== YOUR OBJECTIVE ==
Recast the rows from the beginning through the line containing "The positioning base 10 is at (495, 492).", inclusive, as a two-column CSV with the headers text and answer. Give one line per row and put each value in a single quoted field, with line breaks replaced by spaces.

== MATERIAL TO PROCESS ==
--- start ---
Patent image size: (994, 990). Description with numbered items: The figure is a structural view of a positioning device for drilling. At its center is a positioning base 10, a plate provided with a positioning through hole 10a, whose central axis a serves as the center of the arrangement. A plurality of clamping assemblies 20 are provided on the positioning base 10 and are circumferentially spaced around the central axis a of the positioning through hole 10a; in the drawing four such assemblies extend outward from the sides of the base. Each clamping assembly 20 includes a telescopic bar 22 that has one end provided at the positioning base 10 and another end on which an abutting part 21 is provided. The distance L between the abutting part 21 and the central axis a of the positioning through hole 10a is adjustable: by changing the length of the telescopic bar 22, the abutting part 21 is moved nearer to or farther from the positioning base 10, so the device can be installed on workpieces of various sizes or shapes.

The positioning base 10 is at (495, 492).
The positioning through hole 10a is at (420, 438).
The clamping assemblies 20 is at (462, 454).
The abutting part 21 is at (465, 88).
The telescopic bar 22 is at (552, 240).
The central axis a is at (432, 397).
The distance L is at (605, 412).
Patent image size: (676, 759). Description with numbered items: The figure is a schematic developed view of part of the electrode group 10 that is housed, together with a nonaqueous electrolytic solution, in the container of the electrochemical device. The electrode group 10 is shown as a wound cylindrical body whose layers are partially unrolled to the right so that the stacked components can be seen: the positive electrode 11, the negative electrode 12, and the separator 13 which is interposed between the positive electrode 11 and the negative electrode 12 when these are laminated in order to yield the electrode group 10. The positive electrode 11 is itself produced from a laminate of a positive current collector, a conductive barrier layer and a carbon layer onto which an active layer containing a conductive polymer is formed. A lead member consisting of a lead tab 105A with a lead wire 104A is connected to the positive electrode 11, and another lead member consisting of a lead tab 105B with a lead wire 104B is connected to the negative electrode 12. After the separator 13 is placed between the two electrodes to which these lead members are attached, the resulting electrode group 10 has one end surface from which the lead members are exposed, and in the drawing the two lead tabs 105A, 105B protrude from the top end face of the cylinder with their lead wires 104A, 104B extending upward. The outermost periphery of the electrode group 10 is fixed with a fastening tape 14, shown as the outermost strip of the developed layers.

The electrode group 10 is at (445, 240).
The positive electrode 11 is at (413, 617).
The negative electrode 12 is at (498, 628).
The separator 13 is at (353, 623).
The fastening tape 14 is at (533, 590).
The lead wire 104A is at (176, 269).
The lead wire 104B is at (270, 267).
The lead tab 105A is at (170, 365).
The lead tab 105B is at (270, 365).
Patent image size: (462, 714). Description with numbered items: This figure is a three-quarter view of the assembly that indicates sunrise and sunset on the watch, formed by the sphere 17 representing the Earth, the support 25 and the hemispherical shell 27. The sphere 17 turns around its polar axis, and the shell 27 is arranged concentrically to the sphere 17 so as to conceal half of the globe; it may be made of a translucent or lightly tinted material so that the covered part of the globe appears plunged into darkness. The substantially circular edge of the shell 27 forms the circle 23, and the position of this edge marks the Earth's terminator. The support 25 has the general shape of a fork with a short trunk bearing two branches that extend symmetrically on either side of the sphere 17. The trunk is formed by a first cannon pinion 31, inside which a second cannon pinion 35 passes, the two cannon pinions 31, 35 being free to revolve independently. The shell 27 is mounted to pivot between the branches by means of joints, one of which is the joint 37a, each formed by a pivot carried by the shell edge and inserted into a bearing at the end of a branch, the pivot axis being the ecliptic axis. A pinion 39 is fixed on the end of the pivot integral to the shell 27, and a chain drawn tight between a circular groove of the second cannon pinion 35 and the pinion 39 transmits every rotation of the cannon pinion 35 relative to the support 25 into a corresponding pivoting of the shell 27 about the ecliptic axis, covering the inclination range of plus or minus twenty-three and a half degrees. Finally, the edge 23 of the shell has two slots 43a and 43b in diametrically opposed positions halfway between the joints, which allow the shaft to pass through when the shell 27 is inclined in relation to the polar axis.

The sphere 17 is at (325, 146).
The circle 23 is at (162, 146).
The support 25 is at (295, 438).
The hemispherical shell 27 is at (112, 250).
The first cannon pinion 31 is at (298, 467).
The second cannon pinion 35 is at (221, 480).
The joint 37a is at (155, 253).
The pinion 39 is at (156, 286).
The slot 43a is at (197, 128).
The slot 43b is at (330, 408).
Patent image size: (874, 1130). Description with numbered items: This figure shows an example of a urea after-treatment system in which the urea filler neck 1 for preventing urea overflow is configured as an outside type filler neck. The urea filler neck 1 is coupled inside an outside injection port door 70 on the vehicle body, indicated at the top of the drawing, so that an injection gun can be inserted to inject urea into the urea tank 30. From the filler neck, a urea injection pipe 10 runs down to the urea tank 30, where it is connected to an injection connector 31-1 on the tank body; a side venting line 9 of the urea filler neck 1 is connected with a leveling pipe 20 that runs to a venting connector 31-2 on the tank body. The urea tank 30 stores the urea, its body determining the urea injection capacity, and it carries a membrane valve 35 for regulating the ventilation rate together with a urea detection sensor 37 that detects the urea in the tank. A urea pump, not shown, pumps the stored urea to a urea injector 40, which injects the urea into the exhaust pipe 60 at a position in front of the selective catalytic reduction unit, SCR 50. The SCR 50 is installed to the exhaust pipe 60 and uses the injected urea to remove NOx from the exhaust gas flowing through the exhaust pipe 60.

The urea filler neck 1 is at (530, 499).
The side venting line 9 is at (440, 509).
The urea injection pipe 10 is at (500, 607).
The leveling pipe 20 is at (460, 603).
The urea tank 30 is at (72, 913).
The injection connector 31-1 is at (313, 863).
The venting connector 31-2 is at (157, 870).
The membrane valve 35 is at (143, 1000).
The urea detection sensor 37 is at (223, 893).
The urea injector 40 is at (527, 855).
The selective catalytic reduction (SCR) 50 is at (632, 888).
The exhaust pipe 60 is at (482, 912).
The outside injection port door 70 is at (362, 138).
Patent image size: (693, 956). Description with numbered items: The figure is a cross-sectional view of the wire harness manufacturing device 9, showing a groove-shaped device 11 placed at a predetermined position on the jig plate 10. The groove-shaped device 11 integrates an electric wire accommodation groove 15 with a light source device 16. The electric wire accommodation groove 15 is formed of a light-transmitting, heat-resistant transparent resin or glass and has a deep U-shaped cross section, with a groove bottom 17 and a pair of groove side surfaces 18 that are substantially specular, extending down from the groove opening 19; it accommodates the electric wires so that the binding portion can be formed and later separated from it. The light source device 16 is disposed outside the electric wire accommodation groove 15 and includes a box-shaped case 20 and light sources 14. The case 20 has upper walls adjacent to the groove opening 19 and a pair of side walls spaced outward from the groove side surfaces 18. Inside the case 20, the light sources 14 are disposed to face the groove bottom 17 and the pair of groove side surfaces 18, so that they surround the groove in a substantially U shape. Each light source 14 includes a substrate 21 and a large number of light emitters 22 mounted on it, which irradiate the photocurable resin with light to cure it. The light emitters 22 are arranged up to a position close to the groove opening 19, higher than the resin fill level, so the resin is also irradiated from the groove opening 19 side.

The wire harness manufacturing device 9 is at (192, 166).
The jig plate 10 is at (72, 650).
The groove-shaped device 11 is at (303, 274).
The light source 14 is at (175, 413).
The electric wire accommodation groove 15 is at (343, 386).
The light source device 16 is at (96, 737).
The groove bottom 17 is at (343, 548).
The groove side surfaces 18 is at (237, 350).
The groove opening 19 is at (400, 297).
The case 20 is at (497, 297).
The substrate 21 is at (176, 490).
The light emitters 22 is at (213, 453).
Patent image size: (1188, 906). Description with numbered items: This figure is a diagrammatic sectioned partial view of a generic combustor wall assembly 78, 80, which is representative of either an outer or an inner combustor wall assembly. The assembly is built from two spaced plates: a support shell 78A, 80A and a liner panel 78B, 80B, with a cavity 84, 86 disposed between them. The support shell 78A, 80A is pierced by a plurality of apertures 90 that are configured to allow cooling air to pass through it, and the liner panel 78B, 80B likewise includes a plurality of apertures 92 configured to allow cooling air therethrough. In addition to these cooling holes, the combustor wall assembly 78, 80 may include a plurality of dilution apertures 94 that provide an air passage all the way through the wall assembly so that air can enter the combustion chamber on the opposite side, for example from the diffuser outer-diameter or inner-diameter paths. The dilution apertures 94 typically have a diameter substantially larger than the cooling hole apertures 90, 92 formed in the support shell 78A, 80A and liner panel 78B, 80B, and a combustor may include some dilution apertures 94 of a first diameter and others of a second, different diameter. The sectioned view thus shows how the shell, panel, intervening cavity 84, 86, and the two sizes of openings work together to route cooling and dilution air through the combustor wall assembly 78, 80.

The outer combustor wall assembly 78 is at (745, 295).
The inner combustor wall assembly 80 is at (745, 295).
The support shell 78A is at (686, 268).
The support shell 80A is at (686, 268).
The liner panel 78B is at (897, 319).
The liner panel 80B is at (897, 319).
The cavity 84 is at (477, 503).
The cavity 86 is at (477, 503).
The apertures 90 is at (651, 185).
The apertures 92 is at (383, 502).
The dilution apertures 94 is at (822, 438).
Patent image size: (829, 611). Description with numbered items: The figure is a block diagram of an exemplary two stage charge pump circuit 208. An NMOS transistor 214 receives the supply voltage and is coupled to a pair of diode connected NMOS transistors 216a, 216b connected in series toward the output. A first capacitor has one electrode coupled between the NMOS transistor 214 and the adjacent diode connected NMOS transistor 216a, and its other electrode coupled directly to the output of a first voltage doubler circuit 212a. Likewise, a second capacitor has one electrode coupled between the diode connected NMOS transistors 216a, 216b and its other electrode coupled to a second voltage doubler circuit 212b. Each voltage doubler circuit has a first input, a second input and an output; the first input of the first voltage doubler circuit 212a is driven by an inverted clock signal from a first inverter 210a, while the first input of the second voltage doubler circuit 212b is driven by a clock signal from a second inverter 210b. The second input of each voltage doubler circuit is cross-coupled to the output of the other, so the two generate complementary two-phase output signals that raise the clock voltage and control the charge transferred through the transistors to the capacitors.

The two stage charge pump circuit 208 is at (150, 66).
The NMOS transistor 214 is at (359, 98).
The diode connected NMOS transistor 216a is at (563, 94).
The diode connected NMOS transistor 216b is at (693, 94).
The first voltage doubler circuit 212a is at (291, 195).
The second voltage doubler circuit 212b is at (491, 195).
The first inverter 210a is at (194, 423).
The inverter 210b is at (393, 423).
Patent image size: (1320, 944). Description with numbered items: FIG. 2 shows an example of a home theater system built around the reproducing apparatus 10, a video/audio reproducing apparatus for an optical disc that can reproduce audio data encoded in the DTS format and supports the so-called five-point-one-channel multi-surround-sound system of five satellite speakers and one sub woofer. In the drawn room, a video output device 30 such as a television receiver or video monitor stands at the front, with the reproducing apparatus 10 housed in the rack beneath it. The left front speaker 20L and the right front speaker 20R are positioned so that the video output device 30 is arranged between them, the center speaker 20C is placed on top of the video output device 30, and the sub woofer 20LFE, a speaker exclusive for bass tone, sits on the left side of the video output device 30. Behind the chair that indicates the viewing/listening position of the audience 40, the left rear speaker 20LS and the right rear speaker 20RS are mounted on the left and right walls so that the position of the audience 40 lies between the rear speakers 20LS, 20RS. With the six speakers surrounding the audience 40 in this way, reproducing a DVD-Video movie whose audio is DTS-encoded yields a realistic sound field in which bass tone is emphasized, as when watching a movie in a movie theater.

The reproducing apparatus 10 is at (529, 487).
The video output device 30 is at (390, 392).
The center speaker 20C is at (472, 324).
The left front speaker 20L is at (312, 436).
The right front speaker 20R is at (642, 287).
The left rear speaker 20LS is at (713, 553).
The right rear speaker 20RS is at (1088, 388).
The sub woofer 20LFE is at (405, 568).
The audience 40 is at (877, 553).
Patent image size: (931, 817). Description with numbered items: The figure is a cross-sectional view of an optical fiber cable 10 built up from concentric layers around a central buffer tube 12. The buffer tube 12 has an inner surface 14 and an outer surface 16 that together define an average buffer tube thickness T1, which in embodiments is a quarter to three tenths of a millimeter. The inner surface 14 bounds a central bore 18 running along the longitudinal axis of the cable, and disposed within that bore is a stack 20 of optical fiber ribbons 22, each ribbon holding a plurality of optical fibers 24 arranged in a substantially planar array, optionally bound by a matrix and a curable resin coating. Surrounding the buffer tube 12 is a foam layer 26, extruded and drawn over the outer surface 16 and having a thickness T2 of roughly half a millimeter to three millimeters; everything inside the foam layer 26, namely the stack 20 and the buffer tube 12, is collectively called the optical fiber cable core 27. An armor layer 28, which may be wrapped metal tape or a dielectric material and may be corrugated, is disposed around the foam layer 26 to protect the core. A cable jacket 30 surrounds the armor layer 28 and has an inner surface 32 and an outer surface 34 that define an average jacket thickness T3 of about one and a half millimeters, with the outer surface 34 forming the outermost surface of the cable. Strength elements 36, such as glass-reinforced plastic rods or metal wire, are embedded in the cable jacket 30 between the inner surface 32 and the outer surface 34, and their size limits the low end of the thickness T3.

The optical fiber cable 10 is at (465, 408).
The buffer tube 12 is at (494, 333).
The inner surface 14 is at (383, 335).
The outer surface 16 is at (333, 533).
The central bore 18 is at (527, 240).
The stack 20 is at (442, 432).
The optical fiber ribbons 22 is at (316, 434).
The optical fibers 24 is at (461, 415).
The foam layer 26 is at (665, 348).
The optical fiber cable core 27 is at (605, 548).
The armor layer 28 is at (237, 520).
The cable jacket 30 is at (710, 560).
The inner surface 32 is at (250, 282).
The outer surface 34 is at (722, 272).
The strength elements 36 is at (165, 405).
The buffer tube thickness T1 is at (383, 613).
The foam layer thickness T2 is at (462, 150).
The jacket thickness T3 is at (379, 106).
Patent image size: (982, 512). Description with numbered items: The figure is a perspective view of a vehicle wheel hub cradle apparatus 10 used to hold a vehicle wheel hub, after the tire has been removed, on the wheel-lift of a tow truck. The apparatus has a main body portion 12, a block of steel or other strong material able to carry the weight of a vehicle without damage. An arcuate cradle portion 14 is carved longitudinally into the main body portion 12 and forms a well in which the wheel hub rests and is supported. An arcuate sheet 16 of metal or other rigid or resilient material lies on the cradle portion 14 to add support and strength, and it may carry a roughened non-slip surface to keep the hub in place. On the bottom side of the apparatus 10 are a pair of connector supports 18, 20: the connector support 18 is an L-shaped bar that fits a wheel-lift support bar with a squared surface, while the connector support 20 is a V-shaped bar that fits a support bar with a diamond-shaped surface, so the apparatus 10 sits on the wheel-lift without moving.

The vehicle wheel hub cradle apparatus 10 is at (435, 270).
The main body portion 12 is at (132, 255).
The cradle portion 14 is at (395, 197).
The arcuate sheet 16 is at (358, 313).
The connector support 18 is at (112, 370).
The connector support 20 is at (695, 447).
--- end ---
== OUTPUT ==
text,answer
"Patent image size: (994, 990). Description with numbered items: The figure is a structural view of a positioning device for drilling. At its center is a positioning base 10, a plate provided with a positioning through hole 10a, whose central axis a serves as the center of the arrangement. A plurality of clamping assemblies 20 are provided on the positioning base 10 and are circumferentially spaced around the central axis a of the positioning through hole 10a; in the drawing four such assemblies extend outward from the sides of the base. Each clamping assembly 20 includes a telescopic bar 22 that has one end provided at the positioning base 10 and another end on which an abutting part 21 is provided. The distance L between the abutting part 21 and the central axis a of the positioning through hole 10a is adjustable: by changing the length of the telescopic bar 22, the abutting part 21 is moved nearer to or farther from the positioning base 10, so the device can be installed on workpieces of various sizes or shapes.","The positioning base 10 is at (495, 492)."